--- Start Text excerpt ---

# Introduction to Python 

This tutorial is intended to get you started with coding in Python. By the end you should:

* Be able to use basic commands like `print` to see what the code is doing
* Explain coding concepts like variables, loops and if/else tests - and explain how those can be used in journalistic applications like scraping
* Identify different types of data: numerical (integers and floats), text (strings), lists and dictionaries

Let's get started.


## Programming environments

To use Python you need to be using a computer on which Python has been installed. There are two ways of doing this:

* Use a **web-based environment** which allows you to run Python on a remote computer where it is already installed (also called **server-based**)
* Install Python on your own computer (what's called **client-based**). 

Web-based environments include:

* [Google's Colab notebooks](http://colab.research.google.com/), which you can access and share through your own Google Drive account
* [Execute Python Online](https://github.com/paulbradshaw/python_demo/blob/master/executepythononline.md)
* [Try Jupyter](https://github.com/paulbradshaw/python_demo/blob/master/tryjupyter.md) (a good way to get used to notebooks - but code is stored only temporarily)
* [PythonAnywhere](https://github.com/paulbradshaw/python_demo/blob/master/pythonanywhere.md)
* [Trinket](https://trinket.io/) (which could be a way to allow people to play with your code as you can embed both code and results in an iframe), and 
* [Repl.it](https://repl.it/).

If you want to run Python "locally" (i.e. on your own computer) the easiest way to install Python is to [install Anaconda](https://www.anaconda.com/download/#macos). This not only installs Python but also useful tools like **Jupyter Notebook** (a way of making your code accessible to others - you are reading a notebook right now) and **Spyder** (a coding 'environment' that allows you to see what you're working with, similar to RStudio). [You can find a video tutorial on installing Python and Jupyter Notebook here](https://www.lynda.com/Software-Development-tutorials/Installing-Python-Jupyter-Notebook/576698/605448-4.html). 



# A brief introduction to Google Colab

[Google's Colab notebooks](http://colab.research.google.com/) allow you to use Python inside Google Drive. Start there.

If you are logged into your Google account when you go to [colab.research.google.com](https://colab.research.google.com) a window will open showing any notebooks, with a **NEW NOTEBOOK** option in the bottom right corner. Click that.

A new notebook will be created, with the name 'Untitled0.ipynb'

Click on that to rename it. Keep the `.ipynb` extension - this means a Python notebook.

A Colab notebook has, broadly, 3 sections:

* The top of the screen has your menus: File, Edit, View and so on. 
* The main part of the screen is the notebook itself: to start with it has an empty code block at the top; and above that you should see a **+ Code** and a **+ Text** button that can be clicked on to create new blocks of code or text. 
* The left area has three icons: a table of contents button; a 'code snippets' button; and a Files button. Clicking on any of these expands that left hand area to show you more. These will become more useful as you start to edit your notebook and run code.

Click inside the empty code block and start typing. Try typing this code:

In [None]:
#This is a print statement
print("Hello World!")

Hello World!

--- End Text excerpt ---

# Problems to work on
A - In the Python tutorial, what name is given to a new notebook when it is first created in Colab?
B - Please continue the Python tutorial from the point where it stops.

--- Start Raw data ---

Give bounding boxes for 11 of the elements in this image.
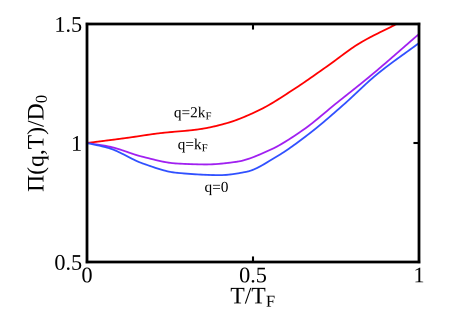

--- End Raw data ---

# Task answers
A - 'Untitled0.ipynb'

B -
The first line is a **comment**. Comments start with a hash symbol (`#`) and do not do anything, apart from describe what comes after. They are useful for explaining what the code is doing, both for others and for yourself when you return to it later. 

They can also be used to turn code 'off' temporarily by 'commenting out' a line of code (the line can then be turned back 'on' by removing the comment, or 'uncommenting').

The second line is a **print** command. The word `print` tells Python to *display* anything that comes after it. In this case, a **string** of text: `"Hello World!"`

If you click the play button (to "execute" the code), those two lines of code will run, and that string of text displayed in the output window below.

## 'Printing'

When a computer runs code, you cannot see what it is doing unless you ask it to show you. 

In Python, you ask it to show you by using the `print` command. This doesn't actually print things to a physical printer, but instead *displays* information in an area (normally called the **console**: in a notebook that area is immediately under the code block). 

*Note: some online Python services, such as Execute Python Online, use an earlier version of Python which doesn't require parentheses after `print` but from version 3.0 onwards they need to be included.*

## Variables: storing and manipulating information

A variable is a way of storing and manipulating information in programming. In journalism, for example, you will need to store any URLs that you want to scrape, or page numbers that you want to cycle through, or numbers that you want to calculate, or text that you want to search.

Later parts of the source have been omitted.